Task: Please work out how many lines below contain the word "Relaunch", and reply with only that number.

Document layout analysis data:
▬▬▬
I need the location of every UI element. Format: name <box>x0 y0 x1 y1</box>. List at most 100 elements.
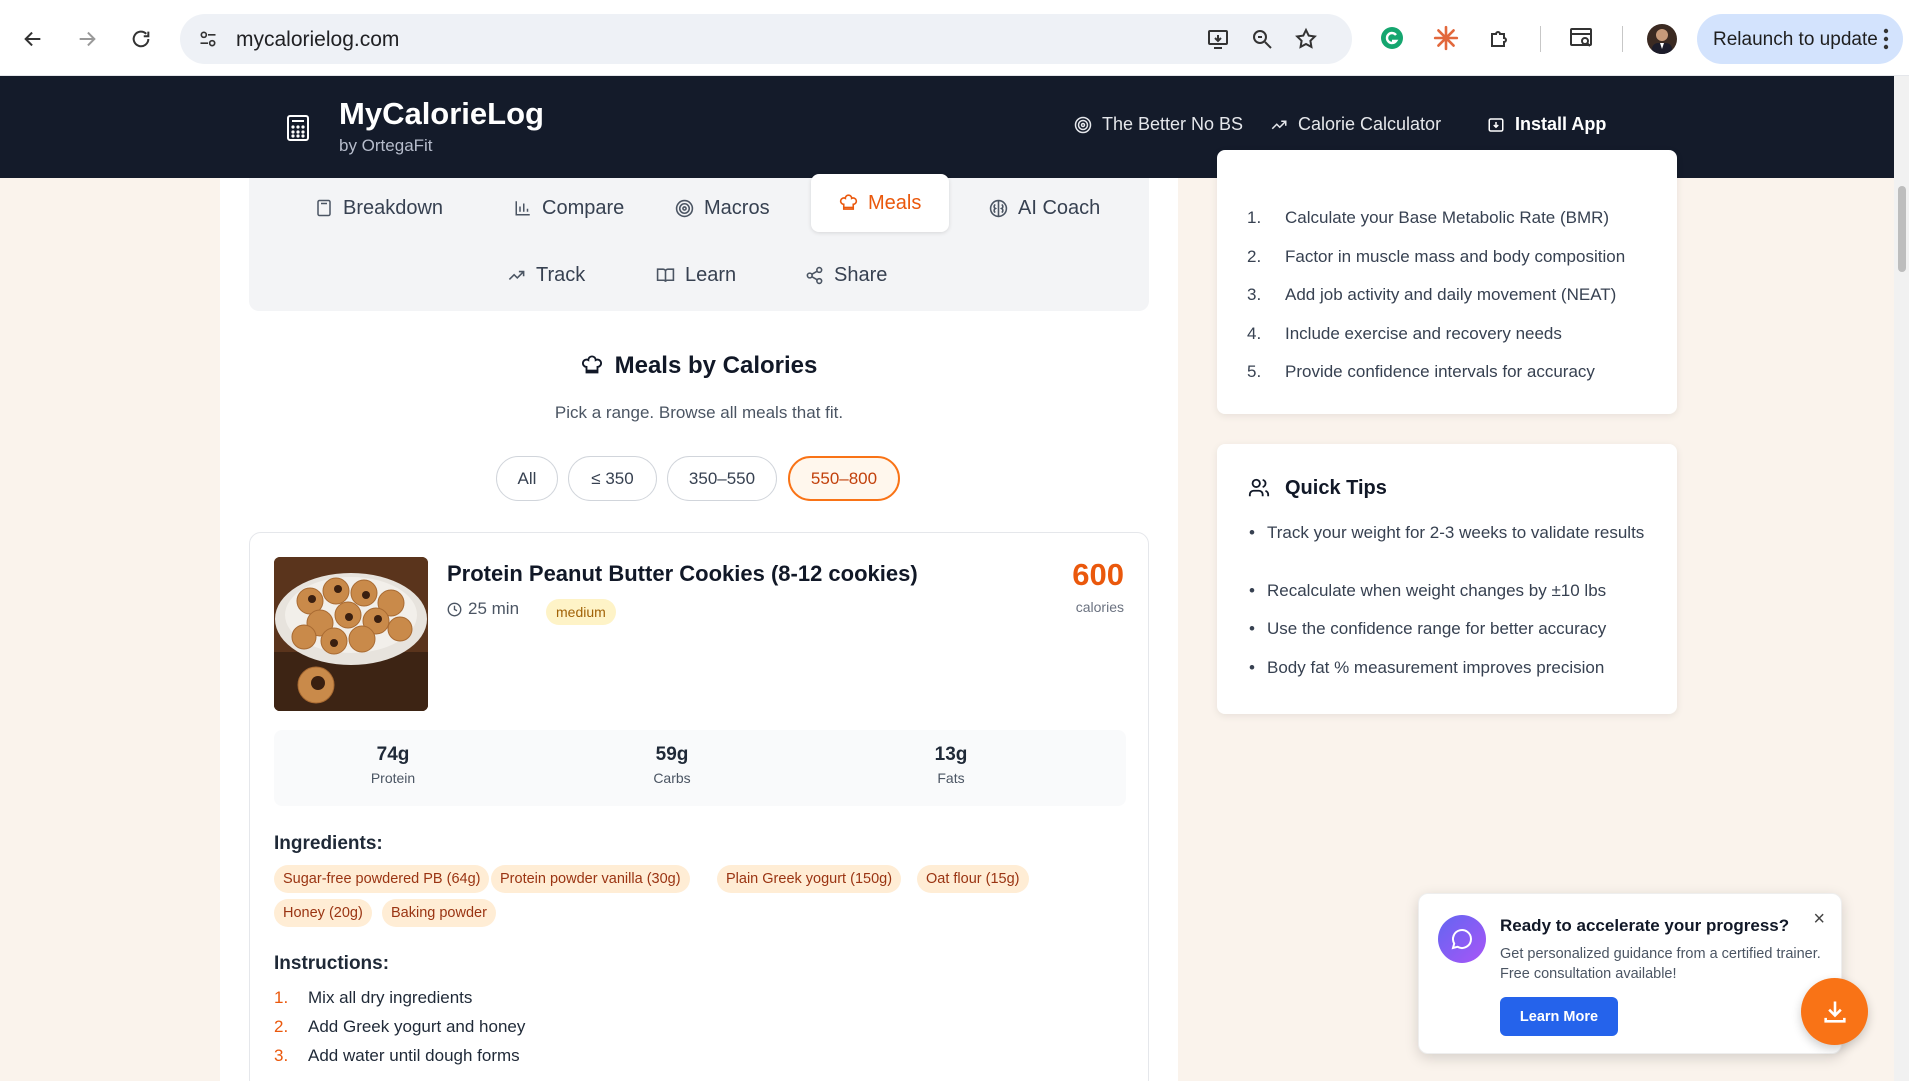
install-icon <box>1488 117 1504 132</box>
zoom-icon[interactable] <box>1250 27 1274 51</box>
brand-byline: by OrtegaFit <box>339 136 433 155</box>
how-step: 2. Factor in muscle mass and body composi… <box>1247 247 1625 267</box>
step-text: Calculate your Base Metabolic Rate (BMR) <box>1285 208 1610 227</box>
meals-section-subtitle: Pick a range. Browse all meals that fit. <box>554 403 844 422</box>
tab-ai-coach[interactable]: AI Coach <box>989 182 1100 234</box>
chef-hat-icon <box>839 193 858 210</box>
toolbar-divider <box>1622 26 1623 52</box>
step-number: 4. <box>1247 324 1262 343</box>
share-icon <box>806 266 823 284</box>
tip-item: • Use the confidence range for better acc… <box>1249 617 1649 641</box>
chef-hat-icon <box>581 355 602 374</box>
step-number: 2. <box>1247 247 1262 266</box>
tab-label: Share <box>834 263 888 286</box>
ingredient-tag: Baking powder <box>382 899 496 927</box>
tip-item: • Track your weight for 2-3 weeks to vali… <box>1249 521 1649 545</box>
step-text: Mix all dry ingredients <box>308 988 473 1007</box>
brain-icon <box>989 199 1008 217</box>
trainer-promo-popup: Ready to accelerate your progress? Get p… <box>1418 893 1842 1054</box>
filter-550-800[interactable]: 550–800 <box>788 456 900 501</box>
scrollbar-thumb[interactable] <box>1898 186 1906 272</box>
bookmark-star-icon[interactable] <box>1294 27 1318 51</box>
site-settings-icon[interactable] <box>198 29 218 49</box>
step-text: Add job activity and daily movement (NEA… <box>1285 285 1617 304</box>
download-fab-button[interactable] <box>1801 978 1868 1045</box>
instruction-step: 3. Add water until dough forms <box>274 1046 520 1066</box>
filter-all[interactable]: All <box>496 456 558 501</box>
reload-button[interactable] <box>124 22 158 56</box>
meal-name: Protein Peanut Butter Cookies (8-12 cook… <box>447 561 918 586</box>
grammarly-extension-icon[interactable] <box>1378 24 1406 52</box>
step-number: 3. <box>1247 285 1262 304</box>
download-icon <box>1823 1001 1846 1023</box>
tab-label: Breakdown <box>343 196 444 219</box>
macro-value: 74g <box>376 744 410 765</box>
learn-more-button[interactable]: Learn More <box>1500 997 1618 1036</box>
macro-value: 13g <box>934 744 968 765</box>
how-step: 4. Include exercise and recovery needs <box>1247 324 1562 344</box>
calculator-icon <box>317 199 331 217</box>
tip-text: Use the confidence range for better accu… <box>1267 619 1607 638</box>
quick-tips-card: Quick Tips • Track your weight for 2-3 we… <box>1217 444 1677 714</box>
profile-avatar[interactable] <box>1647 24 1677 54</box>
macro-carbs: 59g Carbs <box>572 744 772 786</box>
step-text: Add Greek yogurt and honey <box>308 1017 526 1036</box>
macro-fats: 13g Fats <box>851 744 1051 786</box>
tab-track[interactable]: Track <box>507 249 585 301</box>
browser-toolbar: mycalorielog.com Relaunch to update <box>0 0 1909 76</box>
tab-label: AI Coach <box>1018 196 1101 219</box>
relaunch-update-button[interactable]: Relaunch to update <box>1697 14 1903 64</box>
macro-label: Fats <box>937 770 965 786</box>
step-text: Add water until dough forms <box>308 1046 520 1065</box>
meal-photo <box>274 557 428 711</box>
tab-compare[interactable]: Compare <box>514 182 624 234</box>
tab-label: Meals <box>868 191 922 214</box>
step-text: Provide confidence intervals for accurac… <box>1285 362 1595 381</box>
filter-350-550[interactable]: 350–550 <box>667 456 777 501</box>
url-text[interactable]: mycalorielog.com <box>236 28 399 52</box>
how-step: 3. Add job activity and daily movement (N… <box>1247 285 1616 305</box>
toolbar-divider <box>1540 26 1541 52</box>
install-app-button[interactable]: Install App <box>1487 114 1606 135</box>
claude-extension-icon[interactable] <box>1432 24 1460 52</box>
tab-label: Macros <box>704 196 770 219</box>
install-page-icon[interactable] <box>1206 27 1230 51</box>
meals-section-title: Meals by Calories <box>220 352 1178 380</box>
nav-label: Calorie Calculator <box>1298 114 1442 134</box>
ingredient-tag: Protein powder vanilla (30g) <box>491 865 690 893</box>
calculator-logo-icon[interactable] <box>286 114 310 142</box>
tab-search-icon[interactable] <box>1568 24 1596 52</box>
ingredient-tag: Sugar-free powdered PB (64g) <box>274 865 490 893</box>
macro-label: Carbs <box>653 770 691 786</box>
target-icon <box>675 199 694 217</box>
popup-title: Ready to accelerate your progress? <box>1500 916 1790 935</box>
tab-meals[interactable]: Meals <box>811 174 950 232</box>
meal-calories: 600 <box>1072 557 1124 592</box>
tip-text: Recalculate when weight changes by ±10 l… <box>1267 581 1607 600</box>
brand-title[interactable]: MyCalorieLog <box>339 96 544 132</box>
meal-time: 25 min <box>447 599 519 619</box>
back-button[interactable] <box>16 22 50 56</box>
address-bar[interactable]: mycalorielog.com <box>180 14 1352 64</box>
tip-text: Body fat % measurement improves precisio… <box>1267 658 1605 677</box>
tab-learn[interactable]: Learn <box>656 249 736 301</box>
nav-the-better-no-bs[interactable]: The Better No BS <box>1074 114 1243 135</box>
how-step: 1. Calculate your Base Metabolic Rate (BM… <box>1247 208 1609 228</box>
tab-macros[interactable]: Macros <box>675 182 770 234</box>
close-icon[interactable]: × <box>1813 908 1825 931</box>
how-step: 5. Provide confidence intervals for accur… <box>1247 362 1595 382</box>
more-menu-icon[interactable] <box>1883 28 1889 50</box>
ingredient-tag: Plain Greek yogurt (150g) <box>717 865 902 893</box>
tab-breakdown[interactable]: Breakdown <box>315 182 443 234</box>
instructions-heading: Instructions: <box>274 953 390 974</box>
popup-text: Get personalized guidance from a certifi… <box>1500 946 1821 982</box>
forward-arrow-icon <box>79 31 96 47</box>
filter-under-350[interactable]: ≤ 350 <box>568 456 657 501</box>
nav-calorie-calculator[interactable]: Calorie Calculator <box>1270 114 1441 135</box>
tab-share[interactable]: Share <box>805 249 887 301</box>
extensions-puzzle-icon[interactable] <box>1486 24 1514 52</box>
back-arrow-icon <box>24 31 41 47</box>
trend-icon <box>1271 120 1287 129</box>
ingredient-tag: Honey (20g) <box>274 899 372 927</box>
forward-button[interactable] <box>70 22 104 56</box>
▬▬▬
Response to the exercise: 2